___ DATA EXTRACT ___

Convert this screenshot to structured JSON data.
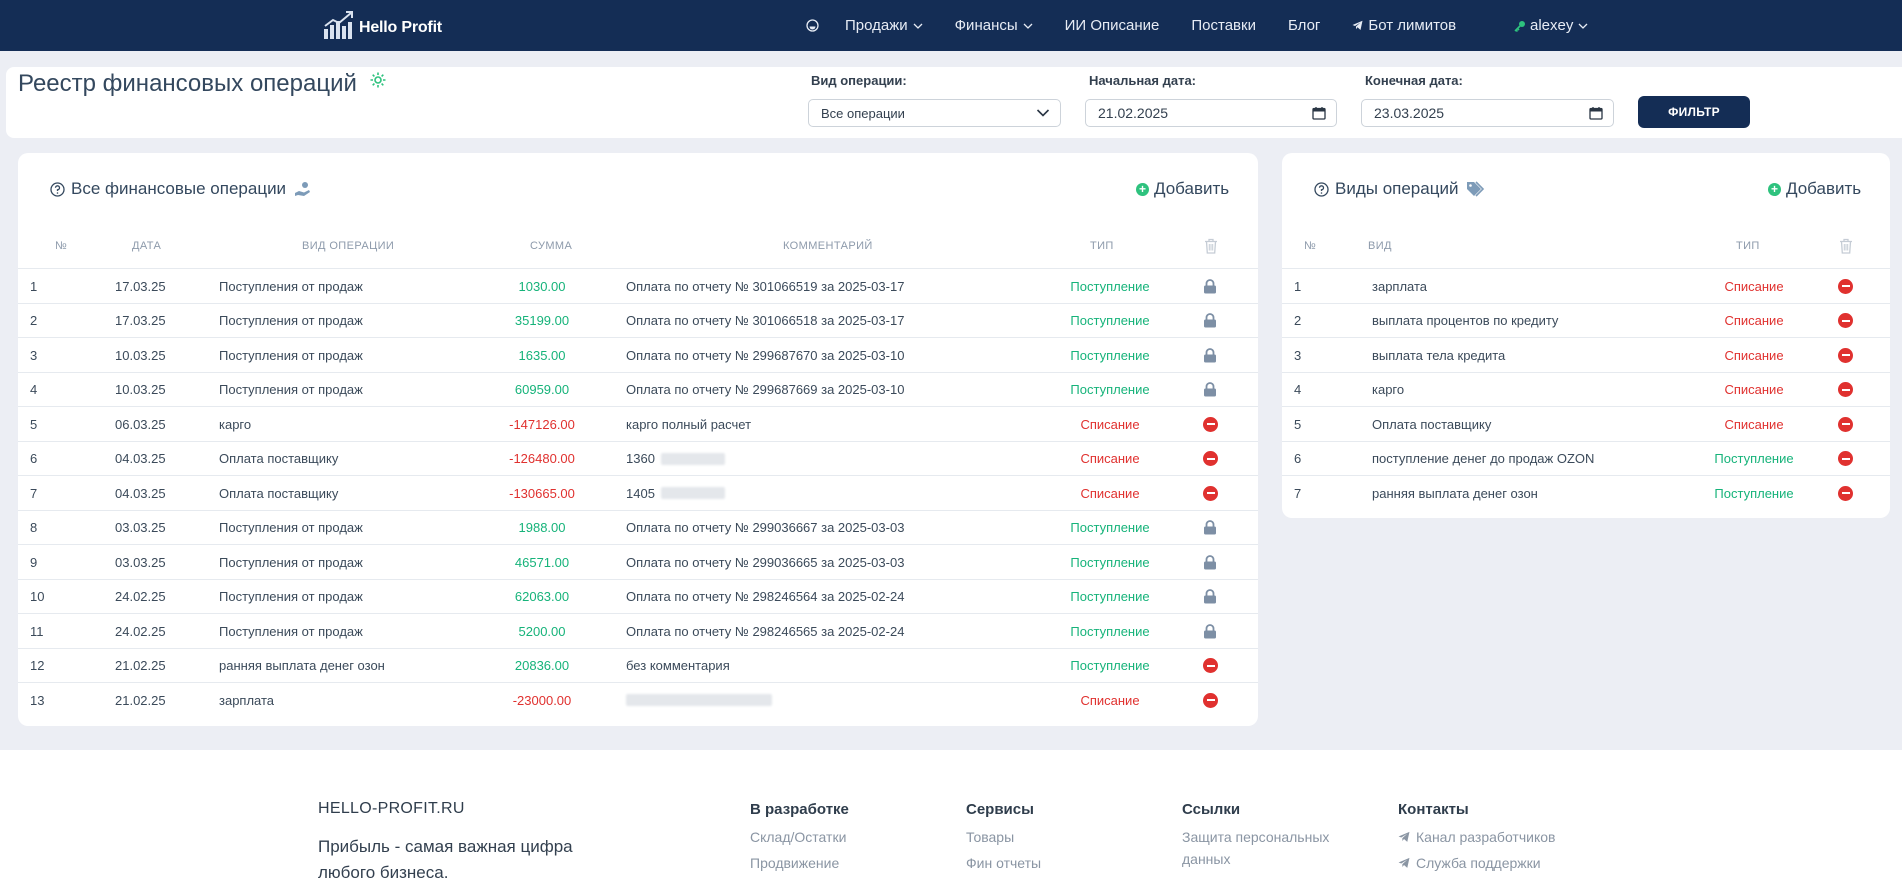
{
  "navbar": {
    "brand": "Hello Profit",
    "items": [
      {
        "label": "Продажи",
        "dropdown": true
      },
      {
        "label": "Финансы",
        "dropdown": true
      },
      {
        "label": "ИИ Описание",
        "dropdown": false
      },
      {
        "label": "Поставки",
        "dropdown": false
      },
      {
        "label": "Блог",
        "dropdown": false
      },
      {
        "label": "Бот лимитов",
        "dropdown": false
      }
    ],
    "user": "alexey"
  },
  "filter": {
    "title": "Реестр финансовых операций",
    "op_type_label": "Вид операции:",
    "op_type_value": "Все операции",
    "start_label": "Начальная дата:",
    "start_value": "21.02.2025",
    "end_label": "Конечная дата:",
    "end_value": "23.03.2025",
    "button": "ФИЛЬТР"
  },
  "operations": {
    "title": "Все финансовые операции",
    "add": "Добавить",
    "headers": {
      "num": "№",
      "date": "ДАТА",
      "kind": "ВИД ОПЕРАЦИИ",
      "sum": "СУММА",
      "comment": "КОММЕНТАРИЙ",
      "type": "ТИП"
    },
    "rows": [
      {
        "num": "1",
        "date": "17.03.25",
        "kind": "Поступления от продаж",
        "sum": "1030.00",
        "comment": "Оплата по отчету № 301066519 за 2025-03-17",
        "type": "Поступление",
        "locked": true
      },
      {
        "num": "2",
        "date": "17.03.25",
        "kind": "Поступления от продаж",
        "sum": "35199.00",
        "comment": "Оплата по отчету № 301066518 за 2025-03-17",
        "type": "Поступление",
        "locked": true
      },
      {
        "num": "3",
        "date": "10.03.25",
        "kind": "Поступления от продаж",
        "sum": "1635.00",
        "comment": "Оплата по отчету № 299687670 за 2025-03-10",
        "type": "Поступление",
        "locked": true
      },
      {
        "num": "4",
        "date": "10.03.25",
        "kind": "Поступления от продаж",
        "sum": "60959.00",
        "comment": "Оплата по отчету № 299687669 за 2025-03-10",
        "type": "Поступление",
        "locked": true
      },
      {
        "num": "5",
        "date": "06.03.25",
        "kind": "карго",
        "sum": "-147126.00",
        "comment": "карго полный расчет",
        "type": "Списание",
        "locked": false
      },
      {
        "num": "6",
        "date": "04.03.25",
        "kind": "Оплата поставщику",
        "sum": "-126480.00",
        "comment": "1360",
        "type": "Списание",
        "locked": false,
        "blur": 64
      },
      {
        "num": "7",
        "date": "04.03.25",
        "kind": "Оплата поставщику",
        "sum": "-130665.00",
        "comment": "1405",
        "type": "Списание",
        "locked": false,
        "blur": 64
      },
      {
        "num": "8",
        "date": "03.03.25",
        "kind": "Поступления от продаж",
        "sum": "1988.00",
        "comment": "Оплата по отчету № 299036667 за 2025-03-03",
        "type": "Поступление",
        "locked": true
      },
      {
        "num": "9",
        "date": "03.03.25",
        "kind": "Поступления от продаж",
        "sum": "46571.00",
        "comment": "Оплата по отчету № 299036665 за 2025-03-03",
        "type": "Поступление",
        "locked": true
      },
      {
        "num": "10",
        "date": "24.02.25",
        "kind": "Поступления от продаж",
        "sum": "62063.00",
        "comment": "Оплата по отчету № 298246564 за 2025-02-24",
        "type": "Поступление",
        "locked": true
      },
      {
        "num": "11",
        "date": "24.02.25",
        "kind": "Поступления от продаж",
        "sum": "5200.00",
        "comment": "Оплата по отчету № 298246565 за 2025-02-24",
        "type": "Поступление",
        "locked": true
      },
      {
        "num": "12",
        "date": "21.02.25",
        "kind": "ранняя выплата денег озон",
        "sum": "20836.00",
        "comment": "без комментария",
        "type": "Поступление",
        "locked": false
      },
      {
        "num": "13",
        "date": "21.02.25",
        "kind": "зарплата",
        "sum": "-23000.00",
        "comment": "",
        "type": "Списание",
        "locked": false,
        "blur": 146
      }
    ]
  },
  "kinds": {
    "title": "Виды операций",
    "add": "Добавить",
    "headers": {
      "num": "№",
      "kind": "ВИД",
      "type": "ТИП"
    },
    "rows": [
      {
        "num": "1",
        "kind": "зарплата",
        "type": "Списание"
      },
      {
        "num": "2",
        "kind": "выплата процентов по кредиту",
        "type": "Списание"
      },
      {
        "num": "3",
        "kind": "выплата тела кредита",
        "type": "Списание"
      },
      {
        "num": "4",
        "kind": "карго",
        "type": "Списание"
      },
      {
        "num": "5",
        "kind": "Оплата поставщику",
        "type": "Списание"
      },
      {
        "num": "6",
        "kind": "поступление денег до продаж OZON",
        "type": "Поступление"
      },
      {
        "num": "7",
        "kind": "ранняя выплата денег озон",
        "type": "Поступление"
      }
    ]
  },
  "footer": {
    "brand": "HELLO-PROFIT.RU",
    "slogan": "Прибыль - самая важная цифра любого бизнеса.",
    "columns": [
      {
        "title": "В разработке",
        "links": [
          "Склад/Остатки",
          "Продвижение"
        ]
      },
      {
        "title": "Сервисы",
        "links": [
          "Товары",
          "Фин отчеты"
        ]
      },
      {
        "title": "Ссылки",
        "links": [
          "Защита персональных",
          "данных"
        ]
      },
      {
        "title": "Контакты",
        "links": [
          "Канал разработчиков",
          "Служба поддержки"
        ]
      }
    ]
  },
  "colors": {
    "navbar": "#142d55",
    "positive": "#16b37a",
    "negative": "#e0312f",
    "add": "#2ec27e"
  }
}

___

Omit the pictures and restate the rest of the records verbatim.

Convert this screenshot to structured JSON data.
{
  "navbar": {
    "brand": "Hello Profit",
    "items": [
      {
        "label": "Продажи",
        "dropdown": true
      },
      {
        "label": "Финансы",
        "dropdown": true
      },
      {
        "label": "ИИ Описание",
        "dropdown": false
      },
      {
        "label": "Поставки",
        "dropdown": false
      },
      {
        "label": "Блог",
        "dropdown": false
      },
      {
        "label": "Бот лимитов",
        "dropdown": false
      }
    ],
    "user": "alexey"
  },
  "filter": {
    "title": "Реестр финансовых операций",
    "op_type_label": "Вид операции:",
    "op_type_value": "Все операции",
    "start_label": "Начальная дата:",
    "start_value": "21.02.2025",
    "end_label": "Конечная дата:",
    "end_value": "23.03.2025",
    "button": "ФИЛЬТР"
  },
  "operations": {
    "title": "Все финансовые операции",
    "add": "Добавить",
    "headers": {
      "num": "№",
      "date": "ДАТА",
      "kind": "ВИД ОПЕРАЦИИ",
      "sum": "СУММА",
      "comment": "КОММЕНТАРИЙ",
      "type": "ТИП"
    },
    "rows": [
      {
        "num": "1",
        "date": "17.03.25",
        "kind": "Поступления от продаж",
        "sum": "1030.00",
        "comment": "Оплата по отчету № 301066519 за 2025-03-17",
        "type": "Поступление",
        "locked": true
      },
      {
        "num": "2",
        "date": "17.03.25",
        "kind": "Поступления от продаж",
        "sum": "35199.00",
        "comment": "Оплата по отчету № 301066518 за 2025-03-17",
        "type": "Поступление",
        "locked": true
      },
      {
        "num": "3",
        "date": "10.03.25",
        "kind": "Поступления от продаж",
        "sum": "1635.00",
        "comment": "Оплата по отчету № 299687670 за 2025-03-10",
        "type": "Поступление",
        "locked": true
      },
      {
        "num": "4",
        "date": "10.03.25",
        "kind": "Поступления от продаж",
        "sum": "60959.00",
        "comment": "Оплата по отчету № 299687669 за 2025-03-10",
        "type": "Поступление",
        "locked": true
      },
      {
        "num": "5",
        "date": "06.03.25",
        "kind": "карго",
        "sum": "-147126.00",
        "comment": "карго полный расчет",
        "type": "Списание",
        "locked": false
      },
      {
        "num": "6",
        "date": "04.03.25",
        "kind": "Оплата поставщику",
        "sum": "-126480.00",
        "comment": "1360",
        "type": "Списание",
        "locked": false,
        "blur": 64
      },
      {
        "num": "7",
        "date": "04.03.25",
        "kind": "Оплата поставщику",
        "sum": "-130665.00",
        "comment": "1405",
        "type": "Списание",
        "locked": false,
        "blur": 64
      },
      {
        "num": "8",
        "date": "03.03.25",
        "kind": "Поступления от продаж",
        "sum": "1988.00",
        "comment": "Оплата по отчету № 299036667 за 2025-03-03",
        "type": "Поступление",
        "locked": true
      },
      {
        "num": "9",
        "date": "03.03.25",
        "kind": "Поступления от продаж",
        "sum": "46571.00",
        "comment": "Оплата по отчету № 299036665 за 2025-03-03",
        "type": "Поступление",
        "locked": true
      },
      {
        "num": "10",
        "date": "24.02.25",
        "kind": "Поступления от продаж",
        "sum": "62063.00",
        "comment": "Оплата по отчету № 298246564 за 2025-02-24",
        "type": "Поступление",
        "locked": true
      },
      {
        "num": "11",
        "date": "24.02.25",
        "kind": "Поступления от продаж",
        "sum": "5200.00",
        "comment": "Оплата по отчету № 298246565 за 2025-02-24",
        "type": "Поступление",
        "locked": true
      },
      {
        "num": "12",
        "date": "21.02.25",
        "kind": "ранняя выплата денег озон",
        "sum": "20836.00",
        "comment": "без комментария",
        "type": "Поступление",
        "locked": false
      },
      {
        "num": "13",
        "date": "21.02.25",
        "kind": "зарплата",
        "sum": "-23000.00",
        "comment": "",
        "type": "Списание",
        "locked": false,
        "blur": 146
      }
    ]
  },
  "kinds": {
    "title": "Виды операций",
    "add": "Добавить",
    "headers": {
      "num": "№",
      "kind": "ВИД",
      "type": "ТИП"
    },
    "rows": [
      {
        "num": "1",
        "kind": "зарплата",
        "type": "Списание"
      },
      {
        "num": "2",
        "kind": "выплата процентов по кредиту",
        "type": "Списание"
      },
      {
        "num": "3",
        "kind": "выплата тела кредита",
        "type": "Списание"
      },
      {
        "num": "4",
        "kind": "карго",
        "type": "Списание"
      },
      {
        "num": "5",
        "kind": "Оплата поставщику",
        "type": "Списание"
      },
      {
        "num": "6",
        "kind": "поступление денег до продаж OZON",
        "type": "Поступление"
      },
      {
        "num": "7",
        "kind": "ранняя выплата денег озон",
        "type": "Поступление"
      }
    ]
  },
  "footer": {
    "brand": "HELLO-PROFIT.RU",
    "slogan": "Прибыль - самая важная цифра любого бизнеса.",
    "columns": [
      {
        "title": "В разработке",
        "links": [
          "Склад/Остатки",
          "Продвижение"
        ]
      },
      {
        "title": "Сервисы",
        "links": [
          "Товары",
          "Фин отчеты"
        ]
      },
      {
        "title": "Ссылки",
        "links": [
          "Защита персональных",
          "данных"
        ]
      },
      {
        "title": "Контакты",
        "links": [
          "Канал разработчиков",
          "Служба поддержки"
        ]
      }
    ]
  },
  "colors": {
    "navbar": "#142d55",
    "positive": "#16b37a",
    "negative": "#e0312f",
    "add": "#2ec27e"
  }
}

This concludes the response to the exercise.